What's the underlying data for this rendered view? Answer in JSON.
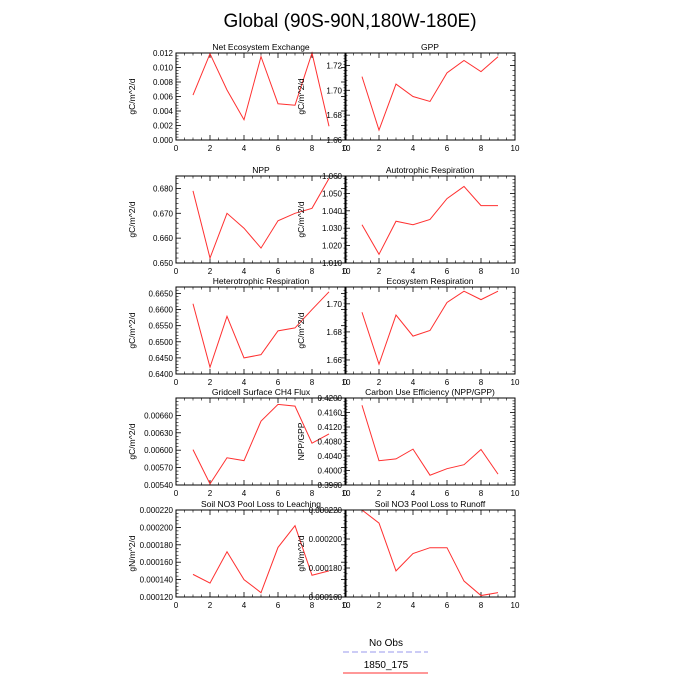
{
  "figure_title": "Global (90S-90N,180W-180E)",
  "legend": {
    "entries": [
      {
        "label": "No Obs",
        "color": "#9a9aee",
        "style": "dashed"
      },
      {
        "label": "1850_175",
        "color": "#ff3030",
        "style": "solid"
      }
    ]
  },
  "chart_data": [
    {
      "type": "line",
      "title": "Net Ecosystem Exchange",
      "ylabel": "gC/m^2/d",
      "xlim": [
        0,
        10
      ],
      "ylim": [
        0.0,
        0.012
      ],
      "xticks": [
        0,
        2,
        4,
        6,
        8,
        10
      ],
      "yticks": [
        0.0,
        0.002,
        0.004,
        0.006,
        0.008,
        0.01,
        0.012
      ],
      "ytick_labels": [
        "0.000",
        "0.002",
        "0.004",
        "0.006",
        "0.008",
        "0.010",
        "0.012"
      ],
      "series": [
        {
          "name": "1850_175",
          "color": "#ff3030",
          "x": [
            1,
            2,
            3,
            4,
            5,
            6,
            7,
            8,
            9
          ],
          "values": [
            0.0062,
            0.0119,
            0.0069,
            0.0028,
            0.0115,
            0.005,
            0.0048,
            0.012,
            0.0019
          ]
        }
      ]
    },
    {
      "type": "line",
      "title": "GPP",
      "ylabel": "gC/m^2/d",
      "xlim": [
        0,
        10
      ],
      "ylim": [
        1.66,
        1.73
      ],
      "xticks": [
        0,
        2,
        4,
        6,
        8,
        10
      ],
      "yticks": [
        1.66,
        1.68,
        1.7,
        1.72
      ],
      "ytick_labels": [
        "1.66",
        "1.68",
        "1.70",
        "1.72"
      ],
      "series": [
        {
          "name": "1850_175",
          "color": "#ff3030",
          "x": [
            1,
            2,
            3,
            4,
            5,
            6,
            7,
            8,
            9
          ],
          "values": [
            1.711,
            1.668,
            1.705,
            1.695,
            1.691,
            1.714,
            1.724,
            1.715,
            1.727
          ]
        }
      ]
    },
    {
      "type": "line",
      "title": "NPP",
      "ylabel": "gC/m^2/d",
      "xlim": [
        0,
        10
      ],
      "ylim": [
        0.65,
        0.685
      ],
      "xticks": [
        0,
        2,
        4,
        6,
        8,
        10
      ],
      "yticks": [
        0.65,
        0.66,
        0.67,
        0.68
      ],
      "ytick_labels": [
        "0.650",
        "0.660",
        "0.670",
        "0.680"
      ],
      "series": [
        {
          "name": "1850_175",
          "color": "#ff3030",
          "x": [
            1,
            2,
            3,
            4,
            5,
            6,
            7,
            8,
            9
          ],
          "values": [
            0.679,
            0.652,
            0.67,
            0.664,
            0.656,
            0.667,
            0.67,
            0.672,
            0.684
          ]
        }
      ]
    },
    {
      "type": "line",
      "title": "Autotrophic Respiration",
      "ylabel": "gC/m^2/d",
      "xlim": [
        0,
        10
      ],
      "ylim": [
        1.01,
        1.06
      ],
      "xticks": [
        0,
        2,
        4,
        6,
        8,
        10
      ],
      "yticks": [
        1.01,
        1.02,
        1.03,
        1.04,
        1.05,
        1.06
      ],
      "ytick_labels": [
        "1.010",
        "1.020",
        "1.030",
        "1.040",
        "1.050",
        "1.060"
      ],
      "series": [
        {
          "name": "1850_175",
          "color": "#ff3030",
          "x": [
            1,
            2,
            3,
            4,
            5,
            6,
            7,
            8,
            9
          ],
          "values": [
            1.032,
            1.015,
            1.034,
            1.032,
            1.035,
            1.047,
            1.054,
            1.043,
            1.043
          ]
        }
      ]
    },
    {
      "type": "line",
      "title": "Heterotrophic Respiration",
      "ylabel": "gC/m^2/d",
      "xlim": [
        0,
        10
      ],
      "ylim": [
        0.64,
        0.667
      ],
      "xticks": [
        0,
        2,
        4,
        6,
        8,
        10
      ],
      "yticks": [
        0.64,
        0.645,
        0.65,
        0.655,
        0.66,
        0.665
      ],
      "ytick_labels": [
        "0.6400",
        "0.6450",
        "0.6500",
        "0.6550",
        "0.6600",
        "0.6650"
      ],
      "series": [
        {
          "name": "1850_175",
          "color": "#ff3030",
          "x": [
            1,
            2,
            3,
            4,
            5,
            6,
            7,
            8,
            9
          ],
          "values": [
            0.6618,
            0.6421,
            0.6579,
            0.645,
            0.646,
            0.6534,
            0.6543,
            0.66,
            0.6655
          ]
        }
      ]
    },
    {
      "type": "line",
      "title": "Ecosystem Respiration",
      "ylabel": "gC/m^2/d",
      "xlim": [
        0,
        10
      ],
      "ylim": [
        1.65,
        1.712
      ],
      "xticks": [
        0,
        2,
        4,
        6,
        8,
        10
      ],
      "yticks": [
        1.66,
        1.68,
        1.7
      ],
      "ytick_labels": [
        "1.66",
        "1.68",
        "1.70"
      ],
      "series": [
        {
          "name": "1850_175",
          "color": "#ff3030",
          "x": [
            1,
            2,
            3,
            4,
            5,
            6,
            7,
            8,
            9
          ],
          "values": [
            1.694,
            1.657,
            1.692,
            1.677,
            1.681,
            1.701,
            1.709,
            1.703,
            1.709
          ]
        }
      ]
    },
    {
      "type": "line",
      "title": "Gridcell Surface CH4 Flux",
      "ylabel": "gC/m^2/d",
      "xlim": [
        0,
        10
      ],
      "ylim": [
        0.0054,
        0.0069
      ],
      "xticks": [
        0,
        2,
        4,
        6,
        8,
        10
      ],
      "yticks": [
        0.0054,
        0.0057,
        0.006,
        0.0063,
        0.0066
      ],
      "ytick_labels": [
        "0.00540",
        "0.00570",
        "0.00600",
        "0.00630",
        "0.00660"
      ],
      "series": [
        {
          "name": "1850_175",
          "color": "#ff3030",
          "x": [
            1,
            2,
            3,
            4,
            5,
            6,
            7,
            8,
            9
          ],
          "values": [
            0.00601,
            0.00542,
            0.00587,
            0.00582,
            0.0065,
            0.00679,
            0.00676,
            0.00612,
            0.00628
          ]
        }
      ]
    },
    {
      "type": "line",
      "title": "Carbon Use Efficiency (NPP/GPP)",
      "ylabel": "NPP/GPP",
      "xlim": [
        0,
        10
      ],
      "ylim": [
        0.396,
        0.42
      ],
      "xticks": [
        0,
        2,
        4,
        6,
        8,
        10
      ],
      "yticks": [
        0.396,
        0.4,
        0.404,
        0.408,
        0.412,
        0.416,
        0.42
      ],
      "ytick_labels": [
        "0.3960",
        "0.4000",
        "0.4040",
        "0.4080",
        "0.4120",
        "0.4160",
        "0.4200"
      ],
      "series": [
        {
          "name": "1850_175",
          "color": "#ff3030",
          "x": [
            1,
            2,
            3,
            4,
            5,
            6,
            7,
            8,
            9
          ],
          "values": [
            0.418,
            0.4027,
            0.4032,
            0.4059,
            0.3987,
            0.4005,
            0.4016,
            0.4058,
            0.399
          ]
        }
      ]
    },
    {
      "type": "line",
      "title": "Soil NO3 Pool Loss to Leaching",
      "ylabel": "gN/m^2/d",
      "xlim": [
        0,
        10
      ],
      "ylim": [
        0.00012,
        0.00022
      ],
      "xticks": [
        0,
        2,
        4,
        6,
        8,
        10
      ],
      "yticks": [
        0.00012,
        0.00014,
        0.00016,
        0.00018,
        0.0002,
        0.00022
      ],
      "ytick_labels": [
        "0.000120",
        "0.000140",
        "0.000160",
        "0.000180",
        "0.000200",
        "0.000220"
      ],
      "series": [
        {
          "name": "1850_175",
          "color": "#ff3030",
          "x": [
            1,
            2,
            3,
            4,
            5,
            6,
            7,
            8,
            9
          ],
          "values": [
            0.000146,
            0.000136,
            0.000172,
            0.00014,
            0.000125,
            0.000177,
            0.000202,
            0.000145,
            0.00015
          ]
        }
      ]
    },
    {
      "type": "line",
      "title": "Soil NO3 Pool Loss to Runoff",
      "ylabel": "gN/m^2/d",
      "xlim": [
        0,
        10
      ],
      "ylim": [
        0.00016,
        0.00022
      ],
      "xticks": [
        0,
        2,
        4,
        6,
        8,
        10
      ],
      "yticks": [
        0.00016,
        0.00018,
        0.0002,
        0.00022
      ],
      "ytick_labels": [
        "0.000160",
        "0.000180",
        "0.000200",
        "0.000220"
      ],
      "series": [
        {
          "name": "1850_175",
          "color": "#ff3030",
          "x": [
            1,
            2,
            3,
            4,
            5,
            6,
            7,
            8,
            9
          ],
          "values": [
            0.00022,
            0.000211,
            0.000178,
            0.00019,
            0.000194,
            0.000194,
            0.000171,
            0.000161,
            0.000163
          ]
        }
      ]
    }
  ]
}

Stated problem:
Which lines contain "Pool"? Copy each of them.

Result for this task:
      "title": "Soil NO3 Pool Loss to Leaching",
      "title": "Soil NO3 Pool Loss to Runoff",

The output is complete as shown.